WHAT THE EXERCISE ASKS:
Output the records. Match them exactly.
Start SOURCE DATA
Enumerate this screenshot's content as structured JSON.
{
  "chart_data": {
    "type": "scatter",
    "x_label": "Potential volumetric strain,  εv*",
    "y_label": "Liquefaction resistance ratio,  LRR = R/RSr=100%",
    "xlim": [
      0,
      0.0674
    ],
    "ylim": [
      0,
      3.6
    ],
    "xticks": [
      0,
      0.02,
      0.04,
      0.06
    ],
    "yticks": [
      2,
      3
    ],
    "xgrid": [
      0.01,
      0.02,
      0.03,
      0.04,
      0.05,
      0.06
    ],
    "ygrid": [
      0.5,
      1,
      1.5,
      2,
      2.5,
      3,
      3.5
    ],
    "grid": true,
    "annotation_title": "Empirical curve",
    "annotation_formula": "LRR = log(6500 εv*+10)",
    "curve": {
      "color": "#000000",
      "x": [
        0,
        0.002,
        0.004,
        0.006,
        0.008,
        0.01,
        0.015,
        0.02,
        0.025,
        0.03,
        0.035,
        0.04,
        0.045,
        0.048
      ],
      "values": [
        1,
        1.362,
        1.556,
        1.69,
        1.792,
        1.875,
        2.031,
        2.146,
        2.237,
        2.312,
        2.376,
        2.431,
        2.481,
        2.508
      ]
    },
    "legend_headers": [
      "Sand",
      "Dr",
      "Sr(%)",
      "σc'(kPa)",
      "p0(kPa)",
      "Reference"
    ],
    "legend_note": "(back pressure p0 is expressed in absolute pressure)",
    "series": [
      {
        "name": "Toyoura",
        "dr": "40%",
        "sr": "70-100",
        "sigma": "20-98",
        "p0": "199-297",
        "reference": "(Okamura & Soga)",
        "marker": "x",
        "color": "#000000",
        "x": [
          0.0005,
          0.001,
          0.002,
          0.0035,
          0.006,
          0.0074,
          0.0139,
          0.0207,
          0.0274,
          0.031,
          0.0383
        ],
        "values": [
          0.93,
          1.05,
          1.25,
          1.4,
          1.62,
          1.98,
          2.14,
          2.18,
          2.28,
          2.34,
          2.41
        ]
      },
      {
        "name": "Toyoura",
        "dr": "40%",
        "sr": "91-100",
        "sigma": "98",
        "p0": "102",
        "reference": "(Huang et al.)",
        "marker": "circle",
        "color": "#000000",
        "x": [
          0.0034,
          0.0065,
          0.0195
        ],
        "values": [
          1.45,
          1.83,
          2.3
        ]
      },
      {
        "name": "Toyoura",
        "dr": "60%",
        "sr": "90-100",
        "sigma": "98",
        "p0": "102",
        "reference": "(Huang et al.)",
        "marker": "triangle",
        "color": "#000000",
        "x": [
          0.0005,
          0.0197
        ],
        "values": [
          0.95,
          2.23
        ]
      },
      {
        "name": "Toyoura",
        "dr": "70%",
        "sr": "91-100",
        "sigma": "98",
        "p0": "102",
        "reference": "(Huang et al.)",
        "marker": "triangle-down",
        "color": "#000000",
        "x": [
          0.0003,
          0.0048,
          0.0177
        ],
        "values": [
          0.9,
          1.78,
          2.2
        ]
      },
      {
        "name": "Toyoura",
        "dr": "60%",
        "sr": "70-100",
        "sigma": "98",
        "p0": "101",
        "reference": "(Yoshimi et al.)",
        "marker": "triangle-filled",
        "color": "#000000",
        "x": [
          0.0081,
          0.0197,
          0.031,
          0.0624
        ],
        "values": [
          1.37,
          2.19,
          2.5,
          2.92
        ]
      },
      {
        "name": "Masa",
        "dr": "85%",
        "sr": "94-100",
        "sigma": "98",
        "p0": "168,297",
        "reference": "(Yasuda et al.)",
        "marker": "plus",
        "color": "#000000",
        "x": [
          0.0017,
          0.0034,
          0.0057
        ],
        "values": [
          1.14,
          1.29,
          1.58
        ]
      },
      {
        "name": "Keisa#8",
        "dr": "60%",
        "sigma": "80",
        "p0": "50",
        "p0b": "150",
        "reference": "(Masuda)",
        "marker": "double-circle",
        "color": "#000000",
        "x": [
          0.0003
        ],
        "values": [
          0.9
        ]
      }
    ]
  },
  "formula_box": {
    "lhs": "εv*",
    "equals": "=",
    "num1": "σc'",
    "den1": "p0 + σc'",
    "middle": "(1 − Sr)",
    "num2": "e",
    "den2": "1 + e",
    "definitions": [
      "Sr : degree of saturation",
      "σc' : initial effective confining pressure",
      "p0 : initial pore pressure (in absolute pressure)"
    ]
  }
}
End SOURCE DATA
ANSWER TO THE PROBLEM:
Enumerate this screenshot's content as structured JSON.
{
  "chart_data": {
    "type": "scatter",
    "x_label": "Potential volumetric strain,  εv*",
    "y_label": "Liquefaction resistance ratio,  LRR = R/RSr=100%",
    "xlim": [
      0,
      0.0674
    ],
    "ylim": [
      0,
      3.6
    ],
    "xticks": [
      0,
      0.02,
      0.04,
      0.06
    ],
    "yticks": [
      2,
      3
    ],
    "xgrid": [
      0.01,
      0.02,
      0.03,
      0.04,
      0.05,
      0.06
    ],
    "ygrid": [
      0.5,
      1,
      1.5,
      2,
      2.5,
      3,
      3.5
    ],
    "grid": true,
    "annotation_title": "Empirical curve",
    "annotation_formula": "LRR = log(6500 εv*+10)",
    "curve": {
      "color": "#000000",
      "x": [
        0,
        0.002,
        0.004,
        0.006,
        0.008,
        0.01,
        0.015,
        0.02,
        0.025,
        0.03,
        0.035,
        0.04,
        0.045,
        0.048
      ],
      "values": [
        1,
        1.362,
        1.556,
        1.69,
        1.792,
        1.875,
        2.031,
        2.146,
        2.237,
        2.312,
        2.376,
        2.431,
        2.481,
        2.508
      ]
    },
    "legend_headers": [
      "Sand",
      "Dr",
      "Sr(%)",
      "σc'(kPa)",
      "p0(kPa)",
      "Reference"
    ],
    "legend_note": "(back pressure p0 is expressed in absolute pressure)",
    "series": [
      {
        "name": "Toyoura",
        "dr": "40%",
        "sr": "70-100",
        "sigma": "20-98",
        "p0": "199-297",
        "reference": "(Okamura & Soga)",
        "marker": "x",
        "color": "#000000",
        "x": [
          0.0005,
          0.001,
          0.002,
          0.0035,
          0.006,
          0.0074,
          0.0139,
          0.0207,
          0.0274,
          0.031,
          0.0383
        ],
        "values": [
          0.93,
          1.05,
          1.25,
          1.4,
          1.62,
          1.98,
          2.14,
          2.18,
          2.28,
          2.34,
          2.41
        ]
      },
      {
        "name": "Toyoura",
        "dr": "40%",
        "sr": "91-100",
        "sigma": "98",
        "p0": "102",
        "reference": "(Huang et al.)",
        "marker": "circle",
        "color": "#000000",
        "x": [
          0.0034,
          0.0065,
          0.0195
        ],
        "values": [
          1.45,
          1.83,
          2.3
        ]
      },
      {
        "name": "Toyoura",
        "dr": "60%",
        "sr": "90-100",
        "sigma": "98",
        "p0": "102",
        "reference": "(Huang et al.)",
        "marker": "triangle",
        "color": "#000000",
        "x": [
          0.0005,
          0.0197
        ],
        "values": [
          0.95,
          2.23
        ]
      },
      {
        "name": "Toyoura",
        "dr": "70%",
        "sr": "91-100",
        "sigma": "98",
        "p0": "102",
        "reference": "(Huang et al.)",
        "marker": "triangle-down",
        "color": "#000000",
        "x": [
          0.0003,
          0.0048,
          0.0177
        ],
        "values": [
          0.9,
          1.78,
          2.2
        ]
      },
      {
        "name": "Toyoura",
        "dr": "60%",
        "sr": "70-100",
        "sigma": "98",
        "p0": "101",
        "reference": "(Yoshimi et al.)",
        "marker": "triangle-filled",
        "color": "#000000",
        "x": [
          0.0081,
          0.0197,
          0.031,
          0.0624
        ],
        "values": [
          1.37,
          2.19,
          2.5,
          2.92
        ]
      },
      {
        "name": "Masa",
        "dr": "85%",
        "sr": "94-100",
        "sigma": "98",
        "p0": "168,297",
        "reference": "(Yasuda et al.)",
        "marker": "plus",
        "color": "#000000",
        "x": [
          0.0017,
          0.0034,
          0.0057
        ],
        "values": [
          1.14,
          1.29,
          1.58
        ]
      },
      {
        "name": "Keisa#8",
        "dr": "60%",
        "sigma": "80",
        "p0": "50",
        "p0b": "150",
        "reference": "(Masuda)",
        "marker": "double-circle",
        "color": "#000000",
        "x": [
          0.0003
        ],
        "values": [
          0.9
        ]
      }
    ]
  },
  "formula_box": {
    "lhs": "εv*",
    "equals": "=",
    "num1": "σc'",
    "den1": "p0 + σc'",
    "middle": "(1 − Sr)",
    "num2": "e",
    "den2": "1 + e",
    "definitions": [
      "Sr : degree of saturation",
      "σc' : initial effective confining pressure",
      "p0 : initial pore pressure (in absolute pressure)"
    ]
  }
}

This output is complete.